==== DATA SHOWN ====

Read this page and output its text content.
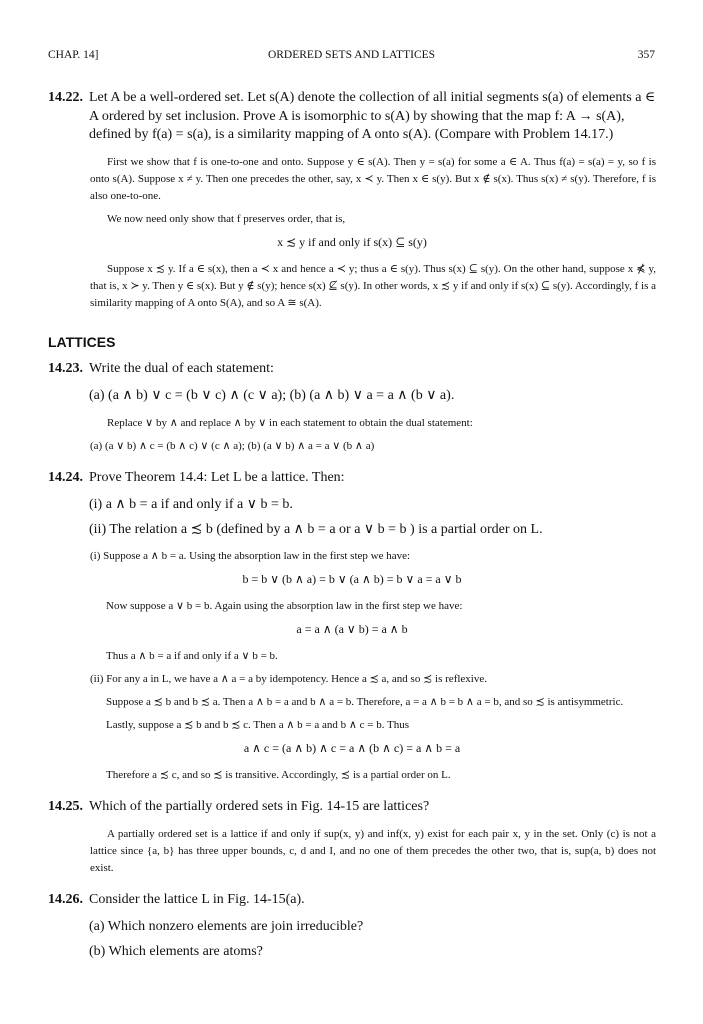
CHAP. 14]	ORDERED SETS AND LATTICES	357

14.22. Let A be a well-ordered set. Let s(A) denote the collection of all initial segments s(a) of elements a ∈ A ordered by set inclusion. Prove A is isomorphic to s(A) by showing that the map f: A → s(A), defined by f(a) = s(a), is a similarity mapping of A onto s(A). (Compare with Problem 14.17.)

First we show that f is one-to-one and onto. Suppose y ∈ s(A). Then y = s(a) for some a ∈ A. Thus f(a) = s(a) = y, so f is onto s(A). Suppose x ≠ y. Then one precedes the other, say, x ≺ y. Then x ∈ s(y). But x ∉ s(x). Thus s(x) ≠ s(y). Therefore, f is also one-to-one.

We now need only show that f preserves order, that is,

x ≾ y if and only if s(x) ⊆ s(y)

Suppose x ≾ y. If a ∈ s(x), then a ≺ x and hence a ≺ y; thus a ∈ s(y). Thus s(x) ⊆ s(y). On the other hand, suppose x ⋠ y, that is, x ≻ y. Then y ∈ s(x). But y ∉ s(y); hence s(x) ⊈ s(y). In other words, x ≾ y if and only if s(x) ⊆ s(y). Accordingly, f is a similarity mapping of A onto S(A), and so A ≅ s(A).

LATTICES

14.23. Write the dual of each statement:

(a) (a ∧ b) ∨ c = (b ∨ c) ∧ (c ∨ a); (b) (a ∧ b) ∨ a = a ∧ (b ∨ a).

Replace ∨ by ∧ and replace ∧ by ∨ in each statement to obtain the dual statement:

(a) (a ∨ b) ∧ c = (b ∧ c) ∨ (c ∧ a); (b) (a ∨ b) ∧ a = a ∨ (b ∧ a)

14.24. Prove Theorem 14.4: Let L be a lattice. Then:

(i) a ∧ b = a if and only if a ∨ b = b.

(ii) The relation a ≾ b (defined by a ∧ b = a or a ∨ b = b ) is a partial order on L.

(i) Suppose a ∧ b = a. Using the absorption law in the first step we have:

b = b ∨ (b ∧ a) = b ∨ (a ∧ b) = b ∨ a = a ∨ b

Now suppose a ∨ b = b. Again using the absorption law in the first step we have:

a = a ∧ (a ∨ b) = a ∧ b

Thus a ∧ b = a if and only if a ∨ b = b.

(ii) For any a in L, we have a ∧ a = a by idempotency. Hence a ≾ a, and so ≾ is reflexive.

Suppose a ≾ b and b ≾ a. Then a ∧ b = a and b ∧ a = b. Therefore, a = a ∧ b = b ∧ a = b, and so ≾ is antisymmetric.

Lastly, suppose a ≾ b and b ≾ c. Then a ∧ b = a and b ∧ c = b. Thus

a ∧ c = (a ∧ b) ∧ c = a ∧ (b ∧ c) = a ∧ b = a

Therefore a ≾ c, and so ≾ is transitive. Accordingly, ≾ is a partial order on L.

14.25. Which of the partially ordered sets in Fig. 14-15 are lattices?

A partially ordered set is a lattice if and only if sup(x, y) and inf(x, y) exist for each pair x, y in the set. Only (c) is not a lattice since {a, b} has three upper bounds, c, d and I, and no one of them precedes the other two, that is, sup(a, b) does not exist.

14.26. Consider the lattice L in Fig. 14-15(a).

(a) Which nonzero elements are join irreducible?

(b) Which elements are atoms?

====

◆ TASK STATEMENT ◆
Working from the material above, transcribe it exactly while omitting pictures.

◆ SOLUTION FOR THIS PROBLEM ◆
Read this page and output its text content.
CHAP. 14]	ORDERED SETS AND LATTICES	357

14.22. Let A be a well-ordered set. Let s(A) denote the collection of all initial segments s(a) of elements a ∈ A ordered by set inclusion. Prove A is isomorphic to s(A) by showing that the map f: A → s(A), defined by f(a) = s(a), is a similarity mapping of A onto s(A). (Compare with Problem 14.17.)

First we show that f is one-to-one and onto. Suppose y ∈ s(A). Then y = s(a) for some a ∈ A. Thus f(a) = s(a) = y, so f is onto s(A). Suppose x ≠ y. Then one precedes the other, say, x ≺ y. Then x ∈ s(y). But x ∉ s(x). Thus s(x) ≠ s(y). Therefore, f is also one-to-one.

We now need only show that f preserves order, that is,

x ≾ y if and only if s(x) ⊆ s(y)

Suppose x ≾ y. If a ∈ s(x), then a ≺ x and hence a ≺ y; thus a ∈ s(y). Thus s(x) ⊆ s(y). On the other hand, suppose x ⋠ y, that is, x ≻ y. Then y ∈ s(x). But y ∉ s(y); hence s(x) ⊈ s(y). In other words, x ≾ y if and only if s(x) ⊆ s(y). Accordingly, f is a similarity mapping of A onto S(A), and so A ≅ s(A).

LATTICES

14.23. Write the dual of each statement:

(a) (a ∧ b) ∨ c = (b ∨ c) ∧ (c ∨ a); (b) (a ∧ b) ∨ a = a ∧ (b ∨ a).

Replace ∨ by ∧ and replace ∧ by ∨ in each statement to obtain the dual statement:

(a) (a ∨ b) ∧ c = (b ∧ c) ∨ (c ∧ a); (b) (a ∨ b) ∧ a = a ∨ (b ∧ a)

14.24. Prove Theorem 14.4: Let L be a lattice. Then:

(i) a ∧ b = a if and only if a ∨ b = b.

(ii) The relation a ≾ b (defined by a ∧ b = a or a ∨ b = b ) is a partial order on L.

(i) Suppose a ∧ b = a. Using the absorption law in the first step we have:

b = b ∨ (b ∧ a) = b ∨ (a ∧ b) = b ∨ a = a ∨ b

Now suppose a ∨ b = b. Again using the absorption law in the first step we have:

a = a ∧ (a ∨ b) = a ∧ b

Thus a ∧ b = a if and only if a ∨ b = b.

(ii) For any a in L, we have a ∧ a = a by idempotency. Hence a ≾ a, and so ≾ is reflexive.

Suppose a ≾ b and b ≾ a. Then a ∧ b = a and b ∧ a = b. Therefore, a = a ∧ b = b ∧ a = b, and so ≾ is antisymmetric.

Lastly, suppose a ≾ b and b ≾ c. Then a ∧ b = a and b ∧ c = b. Thus

a ∧ c = (a ∧ b) ∧ c = a ∧ (b ∧ c) = a ∧ b = a

Therefore a ≾ c, and so ≾ is transitive. Accordingly, ≾ is a partial order on L.

14.25. Which of the partially ordered sets in Fig. 14-15 are lattices?

A partially ordered set is a lattice if and only if sup(x, y) and inf(x, y) exist for each pair x, y in the set. Only (c) is not a lattice since {a, b} has three upper bounds, c, d and I, and no one of them precedes the other two, that is, sup(a, b) does not exist.

14.26. Consider the lattice L in Fig. 14-15(a).

(a) Which nonzero elements are join irreducible?

(b) Which elements are atoms?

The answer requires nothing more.